--- start Input data ---

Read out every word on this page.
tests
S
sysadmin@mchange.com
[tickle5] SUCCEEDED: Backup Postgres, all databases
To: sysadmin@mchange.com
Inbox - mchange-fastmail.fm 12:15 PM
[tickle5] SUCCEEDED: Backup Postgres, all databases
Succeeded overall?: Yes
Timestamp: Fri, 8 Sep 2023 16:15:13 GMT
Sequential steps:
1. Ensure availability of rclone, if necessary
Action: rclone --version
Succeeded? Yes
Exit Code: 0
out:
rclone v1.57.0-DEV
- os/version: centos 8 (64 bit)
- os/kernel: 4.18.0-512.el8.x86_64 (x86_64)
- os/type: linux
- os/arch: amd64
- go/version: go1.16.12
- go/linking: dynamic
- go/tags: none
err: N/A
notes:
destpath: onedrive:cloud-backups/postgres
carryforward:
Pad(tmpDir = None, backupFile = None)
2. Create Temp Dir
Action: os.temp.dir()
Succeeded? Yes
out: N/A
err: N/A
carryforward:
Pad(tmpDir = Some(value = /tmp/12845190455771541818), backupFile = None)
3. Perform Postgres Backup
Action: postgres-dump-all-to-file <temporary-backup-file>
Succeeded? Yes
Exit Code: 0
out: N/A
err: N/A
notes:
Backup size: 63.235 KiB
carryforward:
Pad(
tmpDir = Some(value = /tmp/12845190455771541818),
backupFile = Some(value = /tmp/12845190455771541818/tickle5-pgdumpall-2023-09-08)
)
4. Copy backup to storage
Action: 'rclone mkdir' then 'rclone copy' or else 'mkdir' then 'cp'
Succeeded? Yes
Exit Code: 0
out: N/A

--- end Input data ---

— Task goal —
Your task is to repeat every entry exactly.

— Exercise answer —
Read out every word on this page.
tests
S
sysadmin@mchange.com
[tickle5] SUCCEEDED: Backup Postgres, all databases
To: sysadmin@mchange.com
Inbox - mchange-fastmail.fm 12:15 PM
[tickle5] SUCCEEDED: Backup Postgres, all databases
Succeeded overall?: Yes
Timestamp: Fri, 8 Sep 2023 16:15:13 GMT
Sequential steps:
1. Ensure availability of rclone, if necessary
Action: rclone --version
Succeeded? Yes
Exit Code: 0
out:
rclone v1.57.0-DEV
- os/version: centos 8 (64 bit)
- os/kernel: 4.18.0-512.el8.x86_64 (x86_64)
- os/type: linux
- os/arch: amd64
- go/version: go1.16.12
- go/linking: dynamic
- go/tags: none
err: N/A
notes:
destpath: onedrive:cloud-backups/postgres
carryforward:
Pad(tmpDir = None, backupFile = None)
2. Create Temp Dir
Action: os.temp.dir()
Succeeded? Yes
out: N/A
err: N/A
carryforward:
Pad(tmpDir = Some(value = /tmp/12845190455771541818), backupFile = None)
3. Perform Postgres Backup
Action: postgres-dump-all-to-file <temporary-backup-file>
Succeeded? Yes
Exit Code: 0
out: N/A
err: N/A
notes:
Backup size: 63.235 KiB
carryforward:
Pad(
tmpDir = Some(value = /tmp/12845190455771541818),
backupFile = Some(value = /tmp/12845190455771541818/tickle5-pgdumpall-2023-09-08)
)
4. Copy backup to storage
Action: 'rclone mkdir' then 'rclone copy' or else 'mkdir' then 'cp'
Succeeded? Yes
Exit Code: 0
out: N/A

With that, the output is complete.